Record list:
☆ ☆ ☆

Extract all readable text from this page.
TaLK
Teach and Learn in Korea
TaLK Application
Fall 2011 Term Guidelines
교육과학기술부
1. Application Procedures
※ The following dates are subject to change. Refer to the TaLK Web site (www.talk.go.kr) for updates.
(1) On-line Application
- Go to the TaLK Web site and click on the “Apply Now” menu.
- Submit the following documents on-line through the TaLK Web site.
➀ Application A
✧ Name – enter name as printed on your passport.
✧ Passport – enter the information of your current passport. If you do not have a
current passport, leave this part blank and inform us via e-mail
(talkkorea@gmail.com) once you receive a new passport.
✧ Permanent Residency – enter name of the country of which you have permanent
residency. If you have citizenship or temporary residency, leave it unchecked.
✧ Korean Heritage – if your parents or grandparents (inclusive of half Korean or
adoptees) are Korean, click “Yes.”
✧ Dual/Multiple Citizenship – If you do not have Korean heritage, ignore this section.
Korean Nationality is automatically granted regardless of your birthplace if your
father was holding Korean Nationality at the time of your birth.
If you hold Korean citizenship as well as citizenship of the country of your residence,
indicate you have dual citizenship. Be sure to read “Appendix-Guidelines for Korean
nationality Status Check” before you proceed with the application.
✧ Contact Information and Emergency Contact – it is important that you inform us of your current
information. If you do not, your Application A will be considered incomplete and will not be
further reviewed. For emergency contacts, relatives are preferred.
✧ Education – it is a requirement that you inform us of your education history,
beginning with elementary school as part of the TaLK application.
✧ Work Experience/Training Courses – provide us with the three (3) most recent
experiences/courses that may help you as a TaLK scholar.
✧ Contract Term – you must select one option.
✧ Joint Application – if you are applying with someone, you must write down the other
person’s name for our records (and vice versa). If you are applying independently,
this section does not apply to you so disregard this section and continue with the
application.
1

☆ ☆ ☆

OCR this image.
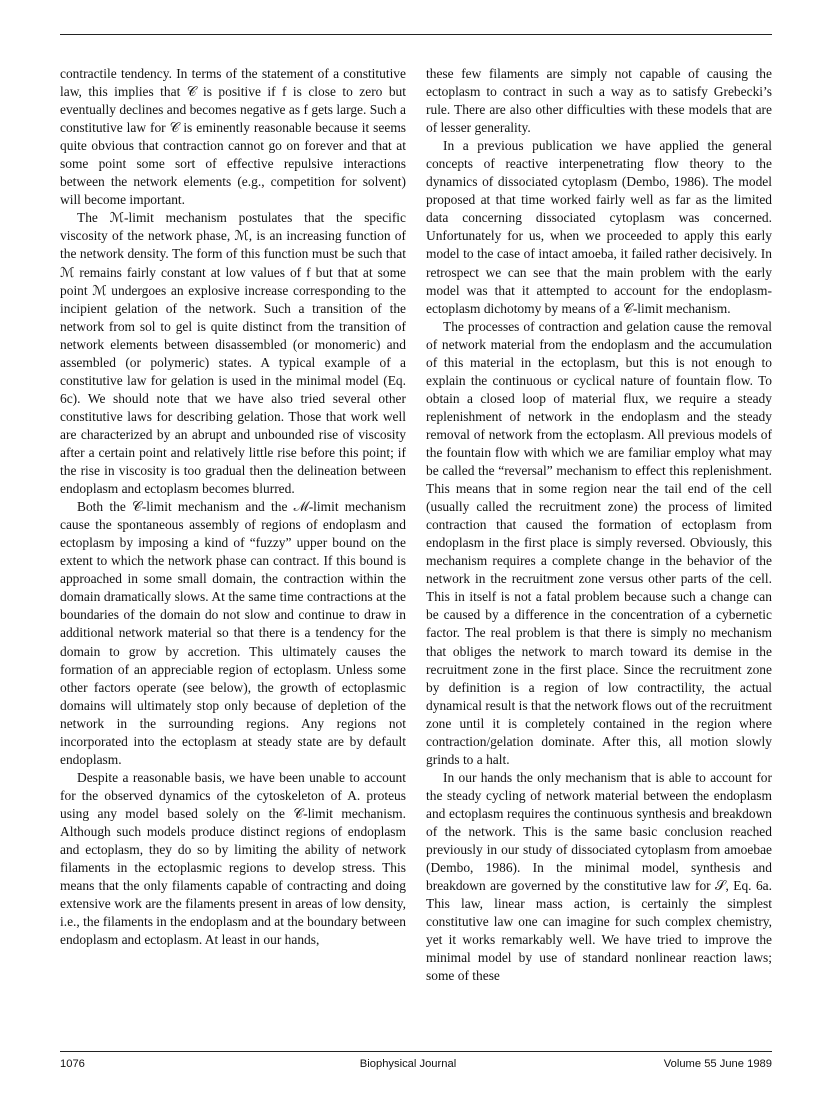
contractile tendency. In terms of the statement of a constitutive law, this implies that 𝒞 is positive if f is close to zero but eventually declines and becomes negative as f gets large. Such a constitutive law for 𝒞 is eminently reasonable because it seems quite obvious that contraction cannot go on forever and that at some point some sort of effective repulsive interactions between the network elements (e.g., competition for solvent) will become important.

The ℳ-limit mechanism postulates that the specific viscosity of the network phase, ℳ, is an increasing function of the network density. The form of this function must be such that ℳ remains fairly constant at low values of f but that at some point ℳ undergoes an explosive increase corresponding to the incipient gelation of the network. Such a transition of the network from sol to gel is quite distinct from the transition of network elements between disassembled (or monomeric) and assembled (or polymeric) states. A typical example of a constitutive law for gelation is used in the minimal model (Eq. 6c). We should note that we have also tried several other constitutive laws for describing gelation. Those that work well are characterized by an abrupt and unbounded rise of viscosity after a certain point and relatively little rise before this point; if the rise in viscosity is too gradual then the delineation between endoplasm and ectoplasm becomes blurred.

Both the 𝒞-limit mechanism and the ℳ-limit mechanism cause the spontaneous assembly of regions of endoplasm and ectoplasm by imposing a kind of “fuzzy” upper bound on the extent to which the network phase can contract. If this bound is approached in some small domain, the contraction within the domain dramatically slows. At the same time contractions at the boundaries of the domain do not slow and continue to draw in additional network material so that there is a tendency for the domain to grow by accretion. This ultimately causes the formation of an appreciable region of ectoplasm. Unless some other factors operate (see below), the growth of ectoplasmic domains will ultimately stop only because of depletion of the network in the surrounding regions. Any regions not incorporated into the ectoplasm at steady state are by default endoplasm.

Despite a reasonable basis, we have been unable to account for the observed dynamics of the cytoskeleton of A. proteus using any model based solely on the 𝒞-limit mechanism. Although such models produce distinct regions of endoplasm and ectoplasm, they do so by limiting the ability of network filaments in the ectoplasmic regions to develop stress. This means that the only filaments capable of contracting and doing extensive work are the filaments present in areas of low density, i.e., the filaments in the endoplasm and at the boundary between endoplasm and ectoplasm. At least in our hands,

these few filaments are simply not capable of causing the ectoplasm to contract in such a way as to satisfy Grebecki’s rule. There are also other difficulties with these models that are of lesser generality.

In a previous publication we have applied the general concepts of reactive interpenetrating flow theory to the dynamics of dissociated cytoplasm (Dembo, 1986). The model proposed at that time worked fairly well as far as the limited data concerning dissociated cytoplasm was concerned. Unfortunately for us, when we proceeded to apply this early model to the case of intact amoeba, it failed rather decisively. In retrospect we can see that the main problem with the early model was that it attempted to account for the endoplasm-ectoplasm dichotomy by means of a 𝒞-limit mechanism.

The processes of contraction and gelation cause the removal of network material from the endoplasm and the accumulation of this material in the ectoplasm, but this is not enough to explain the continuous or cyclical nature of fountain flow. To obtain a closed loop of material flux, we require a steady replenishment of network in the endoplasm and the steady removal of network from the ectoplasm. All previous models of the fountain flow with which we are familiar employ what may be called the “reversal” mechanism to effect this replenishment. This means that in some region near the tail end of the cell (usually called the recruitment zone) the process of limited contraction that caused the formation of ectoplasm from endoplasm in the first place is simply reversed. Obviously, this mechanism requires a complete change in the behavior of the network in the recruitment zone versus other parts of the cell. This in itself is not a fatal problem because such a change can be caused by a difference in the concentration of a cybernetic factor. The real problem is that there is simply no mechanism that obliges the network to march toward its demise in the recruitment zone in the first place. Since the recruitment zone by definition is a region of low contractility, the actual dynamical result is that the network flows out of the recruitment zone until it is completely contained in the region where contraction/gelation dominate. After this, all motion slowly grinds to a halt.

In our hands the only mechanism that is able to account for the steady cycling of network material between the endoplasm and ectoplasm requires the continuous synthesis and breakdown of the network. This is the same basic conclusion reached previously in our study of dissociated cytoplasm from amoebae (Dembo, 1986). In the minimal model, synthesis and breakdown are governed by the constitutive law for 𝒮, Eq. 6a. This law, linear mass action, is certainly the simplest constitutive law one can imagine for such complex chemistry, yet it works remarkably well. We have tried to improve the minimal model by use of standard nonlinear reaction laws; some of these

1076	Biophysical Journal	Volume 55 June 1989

☆ ☆ ☆

Problem description:
List every line above that contains the word "filaments".

Full answer:
Despite a reasonable basis, we have been unable to account for the observed dynamics of the cytoskeleton of A. proteus using any model based solely on the 𝒞-limit mechanism. Although such models produce distinct regions of endoplasm and ectoplasm, they do so by limiting the ability of network filaments in the ectoplasmic regions to develop stress. This means that the only filaments capable of contracting and doing extensive work are the filaments present in areas of low density, i.e., the filaments in the endoplasm and at the boundary between endoplasm and ectoplasm. At least in our hands,
these few filaments are simply not capable of causing the ectoplasm to contract in such a way as to satisfy Grebecki’s rule. There are also other difficulties with these models that are of lesser generality.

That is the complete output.